Instructions for the task
Give the data a second time, exactly and in full.

Task material
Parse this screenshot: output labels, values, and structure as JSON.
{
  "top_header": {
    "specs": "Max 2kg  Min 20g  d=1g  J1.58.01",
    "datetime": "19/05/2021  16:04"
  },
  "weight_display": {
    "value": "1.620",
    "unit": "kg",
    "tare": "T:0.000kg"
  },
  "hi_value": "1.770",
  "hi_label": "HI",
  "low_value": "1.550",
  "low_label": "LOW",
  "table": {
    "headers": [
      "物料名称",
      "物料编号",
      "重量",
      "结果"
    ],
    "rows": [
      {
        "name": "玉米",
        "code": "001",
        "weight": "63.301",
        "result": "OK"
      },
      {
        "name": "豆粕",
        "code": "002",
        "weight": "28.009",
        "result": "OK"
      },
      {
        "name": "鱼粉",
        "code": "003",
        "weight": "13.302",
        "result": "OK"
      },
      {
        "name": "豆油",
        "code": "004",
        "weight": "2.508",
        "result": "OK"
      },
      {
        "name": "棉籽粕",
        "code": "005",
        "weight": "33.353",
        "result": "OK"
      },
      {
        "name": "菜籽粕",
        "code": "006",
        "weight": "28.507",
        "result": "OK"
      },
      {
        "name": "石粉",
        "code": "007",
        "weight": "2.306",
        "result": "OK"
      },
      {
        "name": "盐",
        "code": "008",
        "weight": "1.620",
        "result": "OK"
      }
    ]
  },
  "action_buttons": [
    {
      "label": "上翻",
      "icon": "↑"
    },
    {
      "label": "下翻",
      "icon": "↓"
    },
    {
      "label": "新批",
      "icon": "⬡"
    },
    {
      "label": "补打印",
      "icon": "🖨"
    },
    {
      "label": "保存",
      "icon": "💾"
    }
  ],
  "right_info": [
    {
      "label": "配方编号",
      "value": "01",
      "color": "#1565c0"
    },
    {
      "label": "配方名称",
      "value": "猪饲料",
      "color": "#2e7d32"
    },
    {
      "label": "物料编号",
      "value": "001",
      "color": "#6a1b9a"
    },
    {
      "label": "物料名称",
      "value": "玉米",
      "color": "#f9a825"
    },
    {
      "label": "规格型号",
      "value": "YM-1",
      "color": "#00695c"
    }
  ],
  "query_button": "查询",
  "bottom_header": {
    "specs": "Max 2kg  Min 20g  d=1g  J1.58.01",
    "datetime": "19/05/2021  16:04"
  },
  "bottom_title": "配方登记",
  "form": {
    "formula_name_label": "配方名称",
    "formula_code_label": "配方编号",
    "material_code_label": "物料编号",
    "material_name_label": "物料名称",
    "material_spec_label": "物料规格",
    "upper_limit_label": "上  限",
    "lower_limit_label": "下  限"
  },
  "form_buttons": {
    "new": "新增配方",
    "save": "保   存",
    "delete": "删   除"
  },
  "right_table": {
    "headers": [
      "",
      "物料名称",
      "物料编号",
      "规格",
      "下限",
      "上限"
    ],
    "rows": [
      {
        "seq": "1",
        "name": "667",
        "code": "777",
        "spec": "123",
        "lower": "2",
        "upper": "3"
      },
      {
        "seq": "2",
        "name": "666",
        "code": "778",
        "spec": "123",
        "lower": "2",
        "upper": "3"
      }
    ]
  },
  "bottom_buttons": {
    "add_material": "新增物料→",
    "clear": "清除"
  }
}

Result for this exercise
Parse this screenshot: output labels, values, and structure as JSON.
{
  "top_header": {
    "specs": "Max 2kg  Min 20g  d=1g  J1.58.01",
    "datetime": "19/05/2021  16:04"
  },
  "weight_display": {
    "value": "1.620",
    "unit": "kg",
    "tare": "T:0.000kg"
  },
  "hi_value": "1.770",
  "hi_label": "HI",
  "low_value": "1.550",
  "low_label": "LOW",
  "table": {
    "headers": [
      "物料名称",
      "物料编号",
      "重量",
      "结果"
    ],
    "rows": [
      {
        "name": "玉米",
        "code": "001",
        "weight": "63.301",
        "result": "OK"
      },
      {
        "name": "豆粕",
        "code": "002",
        "weight": "28.009",
        "result": "OK"
      },
      {
        "name": "鱼粉",
        "code": "003",
        "weight": "13.302",
        "result": "OK"
      },
      {
        "name": "豆油",
        "code": "004",
        "weight": "2.508",
        "result": "OK"
      },
      {
        "name": "棉籽粕",
        "code": "005",
        "weight": "33.353",
        "result": "OK"
      },
      {
        "name": "菜籽粕",
        "code": "006",
        "weight": "28.507",
        "result": "OK"
      },
      {
        "name": "石粉",
        "code": "007",
        "weight": "2.306",
        "result": "OK"
      },
      {
        "name": "盐",
        "code": "008",
        "weight": "1.620",
        "result": "OK"
      }
    ]
  },
  "action_buttons": [
    {
      "label": "上翻",
      "icon": "↑"
    },
    {
      "label": "下翻",
      "icon": "↓"
    },
    {
      "label": "新批",
      "icon": "⬡"
    },
    {
      "label": "补打印",
      "icon": "🖨"
    },
    {
      "label": "保存",
      "icon": "💾"
    }
  ],
  "right_info": [
    {
      "label": "配方编号",
      "value": "01",
      "color": "#1565c0"
    },
    {
      "label": "配方名称",
      "value": "猪饲料",
      "color": "#2e7d32"
    },
    {
      "label": "物料编号",
      "value": "001",
      "color": "#6a1b9a"
    },
    {
      "label": "物料名称",
      "value": "玉米",
      "color": "#f9a825"
    },
    {
      "label": "规格型号",
      "value": "YM-1",
      "color": "#00695c"
    }
  ],
  "query_button": "查询",
  "bottom_header": {
    "specs": "Max 2kg  Min 20g  d=1g  J1.58.01",
    "datetime": "19/05/2021  16:04"
  },
  "bottom_title": "配方登记",
  "form": {
    "formula_name_label": "配方名称",
    "formula_code_label": "配方编号",
    "material_code_label": "物料编号",
    "material_name_label": "物料名称",
    "material_spec_label": "物料规格",
    "upper_limit_label": "上  限",
    "lower_limit_label": "下  限"
  },
  "form_buttons": {
    "new": "新增配方",
    "save": "保   存",
    "delete": "删   除"
  },
  "right_table": {
    "headers": [
      "",
      "物料名称",
      "物料编号",
      "规格",
      "下限",
      "上限"
    ],
    "rows": [
      {
        "seq": "1",
        "name": "667",
        "code": "777",
        "spec": "123",
        "lower": "2",
        "upper": "3"
      },
      {
        "seq": "2",
        "name": "666",
        "code": "778",
        "spec": "123",
        "lower": "2",
        "upper": "3"
      }
    ]
  },
  "bottom_buttons": {
    "add_material": "新增物料→",
    "clear": "清除"
  }
}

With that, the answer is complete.